● BRIEF
Switch every "select-option" to "menu-option" throughout the records below and write all their lines out again with nothing else changed, leaving out the pictures.

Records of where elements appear
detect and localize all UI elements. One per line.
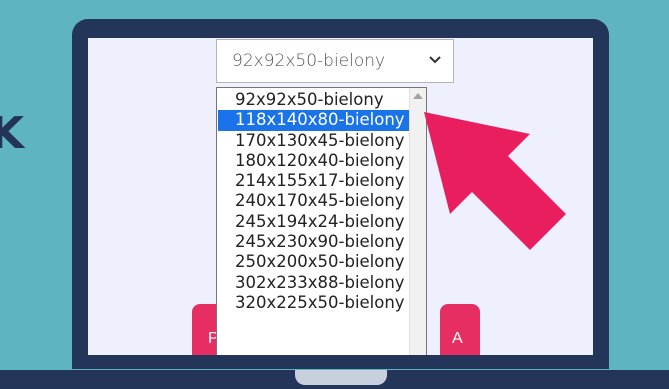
pink-button-right[interactable]: A (440, 304, 480, 355)
select-option[interactable]: 250x200x50-bielony (218, 252, 410, 272)
select-option[interactable]: 245x194x24-bielony (218, 212, 410, 232)
select-option[interactable]: 118x140x80-bielony (218, 110, 410, 131)
select-option[interactable]: 170x130x45-bielony (218, 131, 410, 151)
side-heading-fragment: K (0, 108, 25, 159)
laptop-notch (295, 370, 387, 385)
scroll-up-arrow-icon[interactable] (413, 93, 423, 99)
select-option[interactable]: 302x233x88-bielony (218, 273, 410, 293)
select-option[interactable]: 245x230x90-bielony (218, 232, 410, 252)
option-list: 92x92x50-bielony 118x140x80-bielony 170x13… (218, 90, 410, 313)
select-option[interactable]: 180x120x40-bielony (218, 151, 410, 171)
select-option[interactable]: 320x225x50-bielony (218, 293, 410, 313)
size-select[interactable]: 92x92x50-bielony (216, 39, 454, 83)
select-option[interactable]: 214x155x17-bielony (218, 171, 410, 191)
select-option[interactable]: 240x170x45-bielony (218, 191, 410, 211)
select-current-value: 92x92x50-bielony (232, 51, 386, 71)
select-dropdown-list[interactable]: 92x92x50-bielony 118x140x80-bielony 170x13… (216, 87, 427, 355)
select-option[interactable]: 92x92x50-bielony (218, 90, 410, 110)
chevron-down-icon (429, 56, 441, 64)
pointer-arrow-icon (424, 112, 566, 250)
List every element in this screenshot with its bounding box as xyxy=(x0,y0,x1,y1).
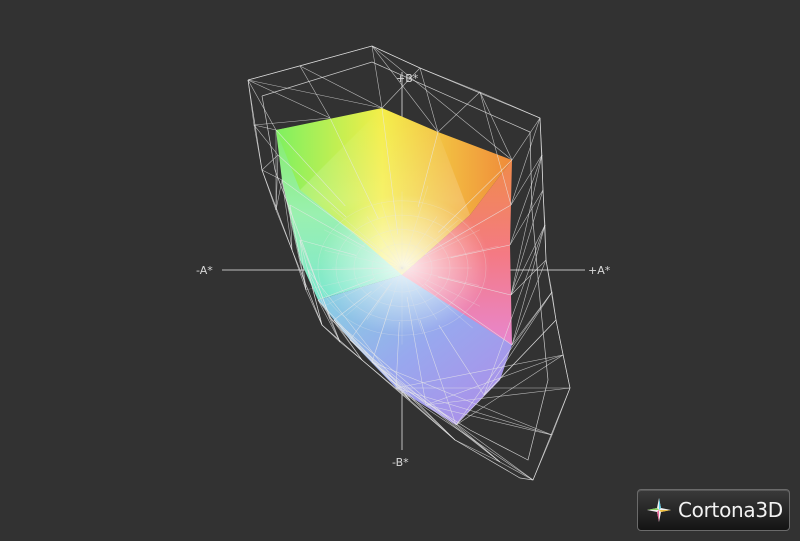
axis-label-minus-b: -B* xyxy=(392,456,409,469)
axis-label-plus-a: +A* xyxy=(588,264,611,277)
cortona3d-logo[interactable]: Cortona3D xyxy=(637,489,790,531)
axis-label-plus-b: +B* xyxy=(396,72,419,85)
3d-viewport[interactable]: +B* -B* +A* -A* Cortona3D xyxy=(0,0,800,541)
logo-text: Cortona3D xyxy=(678,498,783,522)
cortona-star-icon xyxy=(647,498,671,522)
gamut-scene[interactable]: +B* -B* +A* -A* xyxy=(0,0,800,541)
axis-label-minus-a: -A* xyxy=(196,264,213,277)
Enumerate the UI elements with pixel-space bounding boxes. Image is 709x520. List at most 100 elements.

● SOLUTION FOR THIS TASK
detect and localize all UI elements. One per line.
pink-button-right[interactable]: A (440, 304, 480, 355)
menu-option[interactable]: 250x200x50-bielony (218, 252, 410, 272)
menu-option[interactable]: 245x194x24-bielony (218, 212, 410, 232)
menu-option[interactable]: 118x140x80-bielony (218, 110, 410, 131)
menu-option[interactable]: 170x130x45-bielony (218, 131, 410, 151)
side-heading-fragment: K (0, 108, 25, 159)
laptop-notch (295, 370, 387, 385)
scroll-up-arrow-icon[interactable] (413, 93, 423, 99)
menu-option[interactable]: 302x233x88-bielony (218, 273, 410, 293)
menu-option[interactable]: 245x230x90-bielony (218, 232, 410, 252)
option-list: 92x92x50-bielony 118x140x80-bielony 170x13… (218, 90, 410, 313)
menu-option[interactable]: 180x120x40-bielony (218, 151, 410, 171)
menu-option[interactable]: 320x225x50-bielony (218, 293, 410, 313)
size-select[interactable]: 92x92x50-bielony (216, 39, 454, 83)
menu-option[interactable]: 214x155x17-bielony (218, 171, 410, 191)
menu-option[interactable]: 240x170x45-bielony (218, 191, 410, 211)
select-current-value: 92x92x50-bielony (232, 51, 386, 71)
select-dropdown-list[interactable]: 92x92x50-bielony 118x140x80-bielony 170x13… (216, 87, 427, 355)
menu-option[interactable]: 92x92x50-bielony (218, 90, 410, 110)
chevron-down-icon (429, 56, 441, 64)
pointer-arrow-icon (424, 112, 566, 250)
List every element in this screenshot with its bounding box as xyxy=(x0,y0,x1,y1).
axis-label-minus-b: -B* xyxy=(392,456,409,469)
axis-label-plus-a: +A* xyxy=(588,264,611,277)
cortona3d-logo[interactable]: Cortona3D xyxy=(637,489,790,531)
axis-label-plus-b: +B* xyxy=(396,72,419,85)
3d-viewport[interactable]: +B* -B* +A* -A* Cortona3D xyxy=(0,0,800,541)
logo-text: Cortona3D xyxy=(678,498,783,522)
cortona-star-icon xyxy=(647,498,671,522)
gamut-scene[interactable]: +B* -B* +A* -A* xyxy=(0,0,800,541)
axis-label-minus-a: -A* xyxy=(196,264,213,277)
Enumerate the UI elements with pixel-space bounding boxes. Image is 709x520. List at most 100 elements.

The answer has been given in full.